Aim of the exercise -
Each line containing the word "name" must be collected.

%%

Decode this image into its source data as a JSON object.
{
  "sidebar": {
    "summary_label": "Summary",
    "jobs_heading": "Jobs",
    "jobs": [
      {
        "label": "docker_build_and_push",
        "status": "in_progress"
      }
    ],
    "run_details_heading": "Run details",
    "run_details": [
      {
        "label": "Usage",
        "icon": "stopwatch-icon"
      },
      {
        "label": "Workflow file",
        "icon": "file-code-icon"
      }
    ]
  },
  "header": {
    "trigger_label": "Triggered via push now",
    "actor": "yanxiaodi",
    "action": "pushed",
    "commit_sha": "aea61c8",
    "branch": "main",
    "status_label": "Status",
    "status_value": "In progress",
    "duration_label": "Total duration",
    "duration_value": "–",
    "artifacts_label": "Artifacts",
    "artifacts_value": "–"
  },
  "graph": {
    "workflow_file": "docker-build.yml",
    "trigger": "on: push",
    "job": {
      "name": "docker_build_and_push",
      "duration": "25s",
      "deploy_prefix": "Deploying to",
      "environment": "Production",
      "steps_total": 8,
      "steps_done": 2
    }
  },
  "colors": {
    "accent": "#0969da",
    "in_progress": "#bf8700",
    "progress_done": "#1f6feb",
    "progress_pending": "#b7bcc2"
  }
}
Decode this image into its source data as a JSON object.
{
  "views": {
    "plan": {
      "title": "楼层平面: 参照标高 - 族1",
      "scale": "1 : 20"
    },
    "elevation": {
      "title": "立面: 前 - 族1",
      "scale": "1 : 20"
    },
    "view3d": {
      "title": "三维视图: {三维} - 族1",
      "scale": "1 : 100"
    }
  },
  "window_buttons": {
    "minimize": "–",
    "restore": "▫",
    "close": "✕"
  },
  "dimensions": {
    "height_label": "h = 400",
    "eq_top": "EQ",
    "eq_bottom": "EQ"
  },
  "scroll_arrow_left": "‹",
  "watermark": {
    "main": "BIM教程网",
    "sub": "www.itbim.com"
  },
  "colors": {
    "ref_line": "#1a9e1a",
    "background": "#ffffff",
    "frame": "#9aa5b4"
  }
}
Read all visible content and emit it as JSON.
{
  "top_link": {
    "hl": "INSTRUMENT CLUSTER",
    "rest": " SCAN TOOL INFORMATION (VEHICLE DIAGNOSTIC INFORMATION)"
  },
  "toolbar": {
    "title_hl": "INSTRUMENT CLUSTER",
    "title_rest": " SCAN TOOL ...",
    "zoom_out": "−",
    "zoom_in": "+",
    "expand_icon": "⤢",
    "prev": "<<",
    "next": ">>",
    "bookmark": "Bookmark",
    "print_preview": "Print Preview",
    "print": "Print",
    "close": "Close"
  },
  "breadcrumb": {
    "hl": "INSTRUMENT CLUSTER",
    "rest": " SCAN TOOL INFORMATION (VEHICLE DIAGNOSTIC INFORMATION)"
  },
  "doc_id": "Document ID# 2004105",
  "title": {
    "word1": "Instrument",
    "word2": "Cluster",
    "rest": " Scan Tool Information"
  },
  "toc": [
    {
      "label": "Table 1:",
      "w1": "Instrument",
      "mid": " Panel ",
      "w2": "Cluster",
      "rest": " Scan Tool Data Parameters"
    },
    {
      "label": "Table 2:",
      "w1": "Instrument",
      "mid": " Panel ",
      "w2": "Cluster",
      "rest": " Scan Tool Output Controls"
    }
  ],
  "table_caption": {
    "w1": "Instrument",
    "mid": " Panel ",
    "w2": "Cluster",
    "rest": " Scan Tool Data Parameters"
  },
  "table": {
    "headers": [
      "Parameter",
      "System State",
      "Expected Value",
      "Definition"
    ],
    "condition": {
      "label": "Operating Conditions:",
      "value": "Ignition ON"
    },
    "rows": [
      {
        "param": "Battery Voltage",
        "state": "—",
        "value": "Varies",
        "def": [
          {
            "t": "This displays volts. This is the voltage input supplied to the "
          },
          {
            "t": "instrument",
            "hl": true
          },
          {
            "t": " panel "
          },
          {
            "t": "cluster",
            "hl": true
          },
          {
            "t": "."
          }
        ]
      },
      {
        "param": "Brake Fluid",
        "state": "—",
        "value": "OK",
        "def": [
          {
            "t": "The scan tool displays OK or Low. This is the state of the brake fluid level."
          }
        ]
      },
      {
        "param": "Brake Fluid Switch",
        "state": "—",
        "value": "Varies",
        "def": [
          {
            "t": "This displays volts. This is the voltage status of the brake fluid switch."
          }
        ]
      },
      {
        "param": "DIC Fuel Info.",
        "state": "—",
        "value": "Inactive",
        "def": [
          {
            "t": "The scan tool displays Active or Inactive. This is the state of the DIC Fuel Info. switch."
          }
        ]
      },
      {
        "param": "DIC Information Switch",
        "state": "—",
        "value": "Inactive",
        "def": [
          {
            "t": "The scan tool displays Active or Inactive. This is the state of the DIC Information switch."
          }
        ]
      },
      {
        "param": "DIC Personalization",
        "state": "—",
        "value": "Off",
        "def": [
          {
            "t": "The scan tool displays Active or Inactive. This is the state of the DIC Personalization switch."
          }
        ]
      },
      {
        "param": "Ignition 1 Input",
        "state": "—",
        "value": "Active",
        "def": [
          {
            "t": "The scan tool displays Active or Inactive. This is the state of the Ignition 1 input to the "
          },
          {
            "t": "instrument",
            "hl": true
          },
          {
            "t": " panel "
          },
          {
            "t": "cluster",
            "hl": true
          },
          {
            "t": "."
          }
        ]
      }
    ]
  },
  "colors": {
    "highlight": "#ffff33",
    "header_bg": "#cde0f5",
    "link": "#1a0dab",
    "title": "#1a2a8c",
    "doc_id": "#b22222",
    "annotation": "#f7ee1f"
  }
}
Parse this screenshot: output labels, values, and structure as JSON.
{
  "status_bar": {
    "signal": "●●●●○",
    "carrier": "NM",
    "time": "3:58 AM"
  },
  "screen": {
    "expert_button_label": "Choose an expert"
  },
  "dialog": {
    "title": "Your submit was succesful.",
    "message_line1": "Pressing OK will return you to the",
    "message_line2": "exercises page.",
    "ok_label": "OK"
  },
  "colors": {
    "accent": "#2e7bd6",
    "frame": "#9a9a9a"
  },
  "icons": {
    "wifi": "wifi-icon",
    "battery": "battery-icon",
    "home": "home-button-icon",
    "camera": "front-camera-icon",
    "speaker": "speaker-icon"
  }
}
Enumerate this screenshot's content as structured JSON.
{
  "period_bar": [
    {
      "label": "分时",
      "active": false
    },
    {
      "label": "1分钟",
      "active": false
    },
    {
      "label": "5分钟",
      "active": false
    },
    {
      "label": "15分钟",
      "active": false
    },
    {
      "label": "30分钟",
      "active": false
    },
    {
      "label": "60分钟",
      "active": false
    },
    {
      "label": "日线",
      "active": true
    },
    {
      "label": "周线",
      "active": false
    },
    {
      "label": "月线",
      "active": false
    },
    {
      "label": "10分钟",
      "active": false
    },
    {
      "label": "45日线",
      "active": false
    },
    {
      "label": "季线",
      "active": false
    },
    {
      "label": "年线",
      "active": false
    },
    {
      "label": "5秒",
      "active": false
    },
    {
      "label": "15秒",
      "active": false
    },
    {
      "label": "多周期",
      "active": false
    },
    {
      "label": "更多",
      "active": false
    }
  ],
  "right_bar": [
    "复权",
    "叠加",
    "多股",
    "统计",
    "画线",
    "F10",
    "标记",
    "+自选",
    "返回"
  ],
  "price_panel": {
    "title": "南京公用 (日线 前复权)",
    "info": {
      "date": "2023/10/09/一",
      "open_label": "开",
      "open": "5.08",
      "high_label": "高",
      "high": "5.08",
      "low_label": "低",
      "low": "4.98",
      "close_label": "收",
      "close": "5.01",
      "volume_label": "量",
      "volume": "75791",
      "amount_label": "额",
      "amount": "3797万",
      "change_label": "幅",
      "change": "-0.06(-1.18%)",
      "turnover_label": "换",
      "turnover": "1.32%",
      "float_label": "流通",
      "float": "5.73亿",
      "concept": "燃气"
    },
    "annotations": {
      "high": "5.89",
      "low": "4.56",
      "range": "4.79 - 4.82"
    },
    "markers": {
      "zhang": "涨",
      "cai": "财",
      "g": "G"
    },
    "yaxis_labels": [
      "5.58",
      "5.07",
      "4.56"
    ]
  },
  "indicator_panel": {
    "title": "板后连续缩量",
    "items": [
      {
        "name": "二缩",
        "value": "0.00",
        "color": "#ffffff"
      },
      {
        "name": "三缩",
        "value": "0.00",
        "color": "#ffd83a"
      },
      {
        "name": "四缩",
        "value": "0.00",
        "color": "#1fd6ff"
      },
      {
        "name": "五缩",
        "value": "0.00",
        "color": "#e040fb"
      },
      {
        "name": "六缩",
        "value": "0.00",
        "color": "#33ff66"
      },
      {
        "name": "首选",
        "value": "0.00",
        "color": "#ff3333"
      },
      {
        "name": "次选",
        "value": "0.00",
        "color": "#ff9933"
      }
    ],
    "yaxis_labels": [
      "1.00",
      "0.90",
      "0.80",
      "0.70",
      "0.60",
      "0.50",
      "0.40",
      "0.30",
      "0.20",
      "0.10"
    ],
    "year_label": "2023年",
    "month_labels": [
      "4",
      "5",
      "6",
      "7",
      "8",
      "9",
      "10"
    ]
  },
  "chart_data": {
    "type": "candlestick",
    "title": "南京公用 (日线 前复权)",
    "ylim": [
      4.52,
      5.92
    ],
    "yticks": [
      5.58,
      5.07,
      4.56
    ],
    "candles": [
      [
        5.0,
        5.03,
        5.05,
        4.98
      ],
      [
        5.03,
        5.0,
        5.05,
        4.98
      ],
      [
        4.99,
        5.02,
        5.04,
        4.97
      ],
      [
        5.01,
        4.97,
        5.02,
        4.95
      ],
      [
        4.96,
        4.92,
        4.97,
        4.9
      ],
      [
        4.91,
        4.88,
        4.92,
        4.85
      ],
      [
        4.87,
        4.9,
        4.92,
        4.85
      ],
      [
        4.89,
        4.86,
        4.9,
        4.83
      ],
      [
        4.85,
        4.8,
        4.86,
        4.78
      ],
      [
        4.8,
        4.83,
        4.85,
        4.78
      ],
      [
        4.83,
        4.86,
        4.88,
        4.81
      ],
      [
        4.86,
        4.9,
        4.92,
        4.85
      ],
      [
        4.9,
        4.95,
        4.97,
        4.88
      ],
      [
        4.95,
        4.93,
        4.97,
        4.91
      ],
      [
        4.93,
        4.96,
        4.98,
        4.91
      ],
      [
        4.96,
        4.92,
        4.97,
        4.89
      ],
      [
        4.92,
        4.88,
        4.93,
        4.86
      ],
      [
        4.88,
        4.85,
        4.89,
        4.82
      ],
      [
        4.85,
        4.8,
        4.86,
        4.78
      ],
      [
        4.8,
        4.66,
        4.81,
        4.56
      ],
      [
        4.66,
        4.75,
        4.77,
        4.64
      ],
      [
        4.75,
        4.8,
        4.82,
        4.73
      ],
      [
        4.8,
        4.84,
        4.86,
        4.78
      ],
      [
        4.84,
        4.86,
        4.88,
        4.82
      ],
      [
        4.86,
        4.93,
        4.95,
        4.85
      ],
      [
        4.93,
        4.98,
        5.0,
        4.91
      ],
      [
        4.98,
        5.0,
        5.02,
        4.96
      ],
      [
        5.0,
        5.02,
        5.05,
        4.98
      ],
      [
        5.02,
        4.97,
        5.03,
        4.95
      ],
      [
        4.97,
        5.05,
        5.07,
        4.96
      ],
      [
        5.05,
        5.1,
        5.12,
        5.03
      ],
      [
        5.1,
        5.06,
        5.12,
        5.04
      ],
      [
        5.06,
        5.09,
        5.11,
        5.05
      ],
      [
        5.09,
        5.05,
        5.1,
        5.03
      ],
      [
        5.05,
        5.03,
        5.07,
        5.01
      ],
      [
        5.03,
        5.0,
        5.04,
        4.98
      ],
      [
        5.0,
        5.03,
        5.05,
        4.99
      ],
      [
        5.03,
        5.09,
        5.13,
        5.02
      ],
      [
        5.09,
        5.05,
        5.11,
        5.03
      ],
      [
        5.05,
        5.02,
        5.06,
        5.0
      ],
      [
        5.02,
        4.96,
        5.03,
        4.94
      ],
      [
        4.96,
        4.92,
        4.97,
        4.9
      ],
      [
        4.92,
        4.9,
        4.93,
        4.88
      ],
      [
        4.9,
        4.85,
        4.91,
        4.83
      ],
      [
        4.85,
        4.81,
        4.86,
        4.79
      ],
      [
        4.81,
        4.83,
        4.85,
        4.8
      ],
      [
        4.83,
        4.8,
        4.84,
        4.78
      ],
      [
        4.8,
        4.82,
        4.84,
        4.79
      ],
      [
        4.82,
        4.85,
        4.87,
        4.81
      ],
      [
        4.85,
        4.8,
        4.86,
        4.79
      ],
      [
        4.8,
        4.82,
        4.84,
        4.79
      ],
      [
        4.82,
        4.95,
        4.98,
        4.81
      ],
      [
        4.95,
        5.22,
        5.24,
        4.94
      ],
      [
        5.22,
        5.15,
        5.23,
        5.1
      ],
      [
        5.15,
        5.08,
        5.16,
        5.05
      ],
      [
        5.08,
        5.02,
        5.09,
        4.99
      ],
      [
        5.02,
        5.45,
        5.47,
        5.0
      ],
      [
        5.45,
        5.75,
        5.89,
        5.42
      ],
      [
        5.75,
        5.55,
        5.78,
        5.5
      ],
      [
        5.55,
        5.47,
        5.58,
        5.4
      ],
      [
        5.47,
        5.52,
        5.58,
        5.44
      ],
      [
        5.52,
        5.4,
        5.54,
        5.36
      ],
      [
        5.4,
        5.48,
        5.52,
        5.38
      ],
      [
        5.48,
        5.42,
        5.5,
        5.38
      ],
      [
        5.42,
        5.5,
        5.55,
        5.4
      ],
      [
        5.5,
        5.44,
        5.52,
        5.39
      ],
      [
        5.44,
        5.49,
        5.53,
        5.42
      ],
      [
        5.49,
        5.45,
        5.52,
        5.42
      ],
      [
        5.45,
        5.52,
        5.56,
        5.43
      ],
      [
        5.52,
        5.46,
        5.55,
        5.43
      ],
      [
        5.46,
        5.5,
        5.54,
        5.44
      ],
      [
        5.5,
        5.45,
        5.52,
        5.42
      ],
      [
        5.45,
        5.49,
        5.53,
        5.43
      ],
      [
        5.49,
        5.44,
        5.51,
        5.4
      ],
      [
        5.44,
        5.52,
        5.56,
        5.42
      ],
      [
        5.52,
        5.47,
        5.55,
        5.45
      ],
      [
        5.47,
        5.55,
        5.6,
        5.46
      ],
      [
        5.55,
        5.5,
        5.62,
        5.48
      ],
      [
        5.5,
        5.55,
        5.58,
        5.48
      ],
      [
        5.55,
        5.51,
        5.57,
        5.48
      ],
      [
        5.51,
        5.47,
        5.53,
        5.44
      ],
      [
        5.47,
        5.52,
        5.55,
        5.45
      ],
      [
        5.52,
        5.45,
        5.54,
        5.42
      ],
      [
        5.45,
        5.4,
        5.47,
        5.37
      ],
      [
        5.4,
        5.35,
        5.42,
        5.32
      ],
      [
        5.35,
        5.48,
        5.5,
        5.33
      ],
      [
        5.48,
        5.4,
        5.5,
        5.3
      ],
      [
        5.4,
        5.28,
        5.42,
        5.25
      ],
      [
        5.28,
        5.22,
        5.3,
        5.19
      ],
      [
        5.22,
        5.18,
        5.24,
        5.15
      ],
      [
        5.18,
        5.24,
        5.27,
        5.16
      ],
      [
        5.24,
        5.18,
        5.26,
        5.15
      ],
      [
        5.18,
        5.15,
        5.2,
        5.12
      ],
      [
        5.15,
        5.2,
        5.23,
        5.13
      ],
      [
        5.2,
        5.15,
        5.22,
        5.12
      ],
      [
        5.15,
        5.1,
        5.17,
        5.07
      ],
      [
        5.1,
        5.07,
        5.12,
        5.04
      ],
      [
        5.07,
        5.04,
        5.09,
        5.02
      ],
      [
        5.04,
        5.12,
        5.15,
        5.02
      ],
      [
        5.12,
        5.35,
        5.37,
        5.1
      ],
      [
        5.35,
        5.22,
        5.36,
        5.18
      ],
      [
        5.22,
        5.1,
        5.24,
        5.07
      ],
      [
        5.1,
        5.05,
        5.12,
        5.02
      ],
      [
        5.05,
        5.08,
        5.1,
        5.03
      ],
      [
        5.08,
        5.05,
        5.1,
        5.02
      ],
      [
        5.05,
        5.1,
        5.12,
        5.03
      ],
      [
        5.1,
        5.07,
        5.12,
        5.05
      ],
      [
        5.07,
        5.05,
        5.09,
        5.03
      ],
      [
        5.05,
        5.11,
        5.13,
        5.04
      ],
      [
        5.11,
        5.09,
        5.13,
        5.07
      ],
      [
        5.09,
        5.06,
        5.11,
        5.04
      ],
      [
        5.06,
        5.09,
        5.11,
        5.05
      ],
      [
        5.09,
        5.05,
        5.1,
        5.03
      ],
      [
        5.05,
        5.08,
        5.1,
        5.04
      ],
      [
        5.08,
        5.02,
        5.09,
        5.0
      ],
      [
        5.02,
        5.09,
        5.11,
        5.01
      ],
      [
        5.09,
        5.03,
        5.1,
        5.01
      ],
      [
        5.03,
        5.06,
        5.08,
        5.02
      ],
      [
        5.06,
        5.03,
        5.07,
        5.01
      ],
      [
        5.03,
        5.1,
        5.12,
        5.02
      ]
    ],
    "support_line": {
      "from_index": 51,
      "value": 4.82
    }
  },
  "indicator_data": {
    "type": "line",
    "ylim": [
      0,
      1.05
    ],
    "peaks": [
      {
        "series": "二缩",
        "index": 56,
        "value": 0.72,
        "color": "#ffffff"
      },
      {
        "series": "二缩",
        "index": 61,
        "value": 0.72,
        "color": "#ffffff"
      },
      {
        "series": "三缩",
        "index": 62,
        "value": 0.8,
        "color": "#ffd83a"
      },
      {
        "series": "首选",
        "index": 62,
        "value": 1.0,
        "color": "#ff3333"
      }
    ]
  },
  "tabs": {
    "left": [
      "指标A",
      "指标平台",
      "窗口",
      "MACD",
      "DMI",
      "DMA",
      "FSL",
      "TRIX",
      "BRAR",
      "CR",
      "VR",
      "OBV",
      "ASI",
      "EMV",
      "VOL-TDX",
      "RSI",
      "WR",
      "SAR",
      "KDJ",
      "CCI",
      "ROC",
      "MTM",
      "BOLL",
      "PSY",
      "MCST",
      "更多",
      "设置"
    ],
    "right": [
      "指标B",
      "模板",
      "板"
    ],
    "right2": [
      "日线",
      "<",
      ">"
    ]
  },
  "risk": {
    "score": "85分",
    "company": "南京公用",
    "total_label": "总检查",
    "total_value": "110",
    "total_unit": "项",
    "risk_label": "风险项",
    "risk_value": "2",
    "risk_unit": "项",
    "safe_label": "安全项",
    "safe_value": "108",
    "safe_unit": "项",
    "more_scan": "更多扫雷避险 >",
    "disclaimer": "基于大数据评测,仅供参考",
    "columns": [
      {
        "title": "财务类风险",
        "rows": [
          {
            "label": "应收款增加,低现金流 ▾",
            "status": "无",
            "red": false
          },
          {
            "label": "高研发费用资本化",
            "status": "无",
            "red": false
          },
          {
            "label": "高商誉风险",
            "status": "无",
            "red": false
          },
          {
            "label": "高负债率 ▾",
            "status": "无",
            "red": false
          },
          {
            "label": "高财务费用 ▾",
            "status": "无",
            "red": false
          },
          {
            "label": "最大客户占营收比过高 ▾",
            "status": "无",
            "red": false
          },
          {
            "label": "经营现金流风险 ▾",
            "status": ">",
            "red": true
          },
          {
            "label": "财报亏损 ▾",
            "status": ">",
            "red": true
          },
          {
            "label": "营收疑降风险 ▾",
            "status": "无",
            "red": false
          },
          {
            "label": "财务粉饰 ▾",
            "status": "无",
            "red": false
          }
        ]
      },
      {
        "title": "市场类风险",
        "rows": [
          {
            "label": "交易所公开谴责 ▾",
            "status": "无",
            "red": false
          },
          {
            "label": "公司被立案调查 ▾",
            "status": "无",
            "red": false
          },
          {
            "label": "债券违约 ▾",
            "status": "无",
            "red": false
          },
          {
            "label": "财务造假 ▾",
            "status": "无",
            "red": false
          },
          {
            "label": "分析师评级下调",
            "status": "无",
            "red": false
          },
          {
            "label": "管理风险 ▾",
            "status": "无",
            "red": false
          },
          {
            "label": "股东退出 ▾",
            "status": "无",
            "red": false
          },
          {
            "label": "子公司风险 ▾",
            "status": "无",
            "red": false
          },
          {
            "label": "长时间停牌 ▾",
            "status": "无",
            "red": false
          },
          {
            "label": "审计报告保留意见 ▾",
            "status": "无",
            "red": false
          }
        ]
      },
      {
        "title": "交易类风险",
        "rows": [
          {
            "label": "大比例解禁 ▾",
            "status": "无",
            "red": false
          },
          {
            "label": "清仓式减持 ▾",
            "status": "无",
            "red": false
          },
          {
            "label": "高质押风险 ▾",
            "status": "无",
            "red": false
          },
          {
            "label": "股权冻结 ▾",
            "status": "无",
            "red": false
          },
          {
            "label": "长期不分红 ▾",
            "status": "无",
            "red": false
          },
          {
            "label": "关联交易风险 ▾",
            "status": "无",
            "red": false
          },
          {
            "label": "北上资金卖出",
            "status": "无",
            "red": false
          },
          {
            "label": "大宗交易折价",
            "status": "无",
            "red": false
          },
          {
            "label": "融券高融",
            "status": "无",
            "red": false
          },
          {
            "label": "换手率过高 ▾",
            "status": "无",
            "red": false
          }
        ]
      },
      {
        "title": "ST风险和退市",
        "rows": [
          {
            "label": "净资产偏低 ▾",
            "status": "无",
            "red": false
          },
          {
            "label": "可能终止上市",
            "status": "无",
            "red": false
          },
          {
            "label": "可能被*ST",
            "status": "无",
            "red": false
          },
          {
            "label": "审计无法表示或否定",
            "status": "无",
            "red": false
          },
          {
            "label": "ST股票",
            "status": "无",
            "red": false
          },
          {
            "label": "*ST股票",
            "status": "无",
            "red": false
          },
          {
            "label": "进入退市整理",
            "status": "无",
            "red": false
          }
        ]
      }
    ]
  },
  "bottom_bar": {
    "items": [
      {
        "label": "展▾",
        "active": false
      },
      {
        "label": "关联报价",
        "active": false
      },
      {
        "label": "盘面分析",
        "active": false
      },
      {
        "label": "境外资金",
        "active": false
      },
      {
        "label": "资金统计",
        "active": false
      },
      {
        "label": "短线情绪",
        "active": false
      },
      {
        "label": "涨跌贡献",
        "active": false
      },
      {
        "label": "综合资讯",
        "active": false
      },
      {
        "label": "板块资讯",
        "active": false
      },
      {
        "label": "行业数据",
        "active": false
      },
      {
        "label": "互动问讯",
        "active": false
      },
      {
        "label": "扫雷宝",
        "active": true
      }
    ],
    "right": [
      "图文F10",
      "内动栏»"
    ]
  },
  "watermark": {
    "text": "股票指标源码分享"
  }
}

%%

Final result -
      "name": "docker_build_and_push",
        "name": "二缩",
        "name": "三缩",
        "name": "四缩",
        "name": "五缩",
        "name": "六缩",
        "name": "首选",
        "name": "次选",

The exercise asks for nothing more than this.